Records about charts and figures
=-=-=
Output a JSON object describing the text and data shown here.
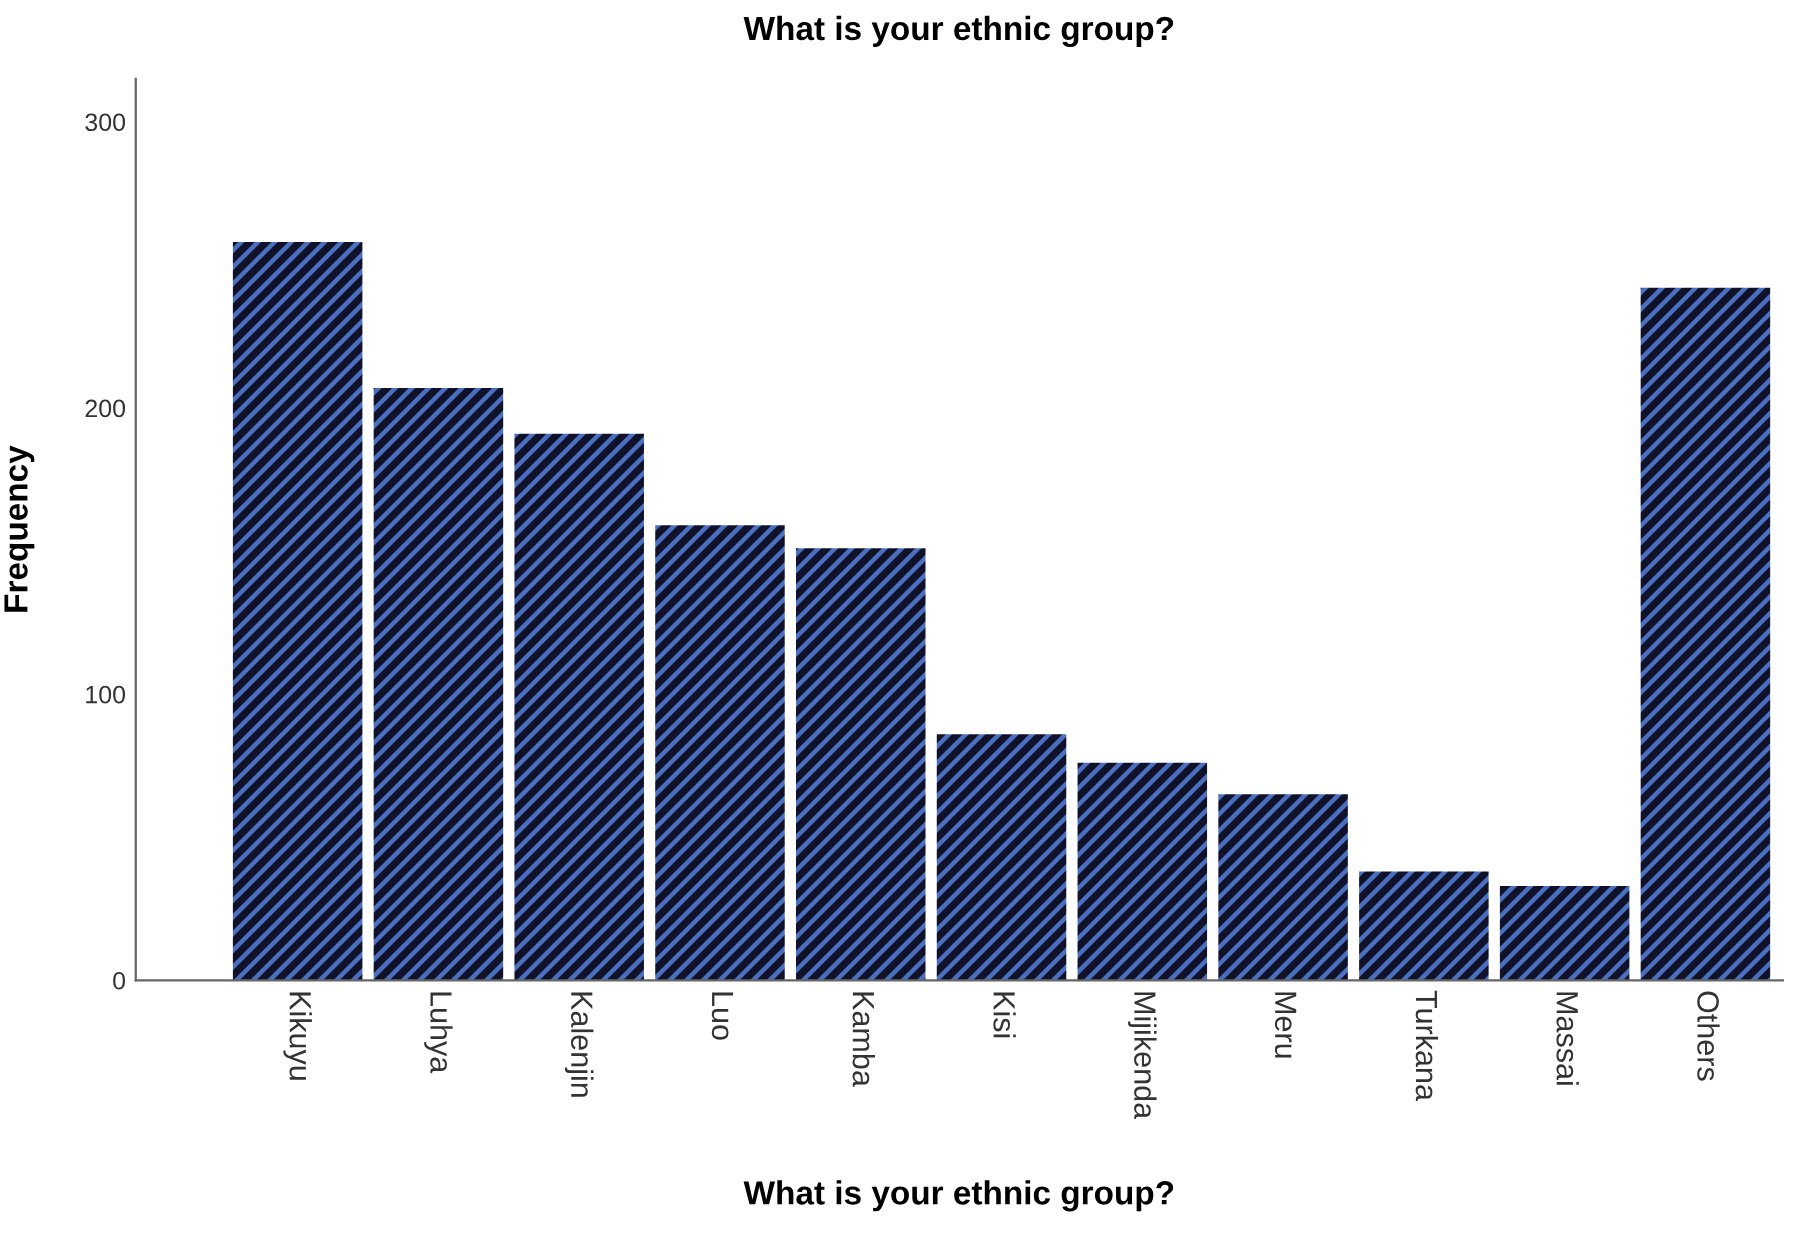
{
  "chart_data": {
    "type": "bar",
    "title": "What is your ethnic group?",
    "xlabel": "What is your ethnic group?",
    "ylabel": "Frequency",
    "categories": [
      "Kikuyu",
      "Luhya",
      "Kalenjin",
      "Luo",
      "Kamba",
      "Kisi",
      "Mijikenda",
      "Meru",
      "Turkana",
      "Massai",
      "Others"
    ],
    "values": [
      258,
      207,
      191,
      159,
      151,
      86,
      76,
      65,
      38,
      33,
      242
    ],
    "color": "#4a6fc0",
    "ylim": [
      0,
      315
    ],
    "yticks": [
      0,
      100,
      200,
      300
    ],
    "grid": false
  }
}
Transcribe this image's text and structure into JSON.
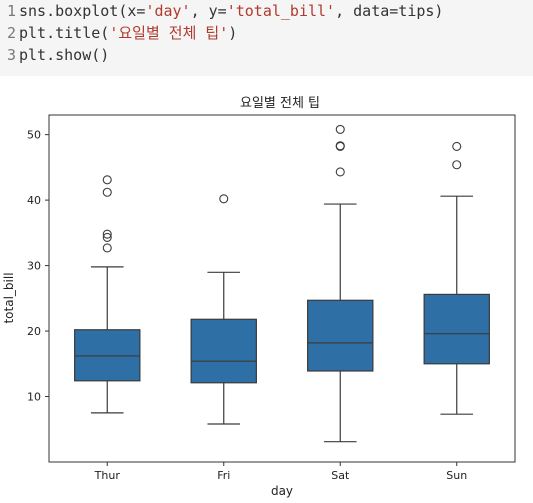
{
  "code_cell": {
    "lines": [
      {
        "number": "1",
        "text": "sns.boxplot(x='day', y='total_bill', data=tips)"
      },
      {
        "number": "2",
        "text": "plt.title('요일별 전체 팁')"
      },
      {
        "number": "3",
        "text": "plt.show()"
      }
    ]
  },
  "colors": {
    "box_fill": "#2e6fa5",
    "line": "#3b3b3b",
    "code_bg": "#f5f5f5",
    "string": "#b03a2e"
  },
  "chart_data": {
    "type": "boxplot",
    "title": "요일별 전체 팁",
    "xlabel": "day",
    "ylabel": "total_bill",
    "ylim": [
      0,
      53
    ],
    "yticks": [
      10,
      20,
      30,
      40,
      50
    ],
    "grid": false,
    "legend": "none",
    "categories": [
      "Thur",
      "Fri",
      "Sat",
      "Sun"
    ],
    "boxes": [
      {
        "category": "Thur",
        "whisker_low": 7.5,
        "q1": 12.4,
        "median": 16.2,
        "q3": 20.2,
        "whisker_high": 29.8,
        "outliers": [
          32.7,
          34.3,
          34.8,
          41.2,
          43.1
        ]
      },
      {
        "category": "Fri",
        "whisker_low": 5.8,
        "q1": 12.1,
        "median": 15.4,
        "q3": 21.8,
        "whisker_high": 28.97,
        "outliers": [
          40.2
        ]
      },
      {
        "category": "Sat",
        "whisker_low": 3.1,
        "q1": 13.9,
        "median": 18.2,
        "q3": 24.7,
        "whisker_high": 39.4,
        "outliers": [
          44.3,
          48.2,
          48.3,
          50.8
        ]
      },
      {
        "category": "Sun",
        "whisker_low": 7.3,
        "q1": 15.0,
        "median": 19.6,
        "q3": 25.6,
        "whisker_high": 40.6,
        "outliers": [
          45.4,
          48.2
        ]
      }
    ]
  }
}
=-=-=
** What the task requires **
All lines holding the word "text" should be picked out and copied.

** Reply to the exercise **
Output a JSON object describing the text and data shown here.
Transcribe this image's text and structure into JSON.
        "text": "sns.boxplot(x='day', y='total_bill', data=tips)"
        "text": "plt.title('요일별 전체 팁')"
        "text": "plt.show()"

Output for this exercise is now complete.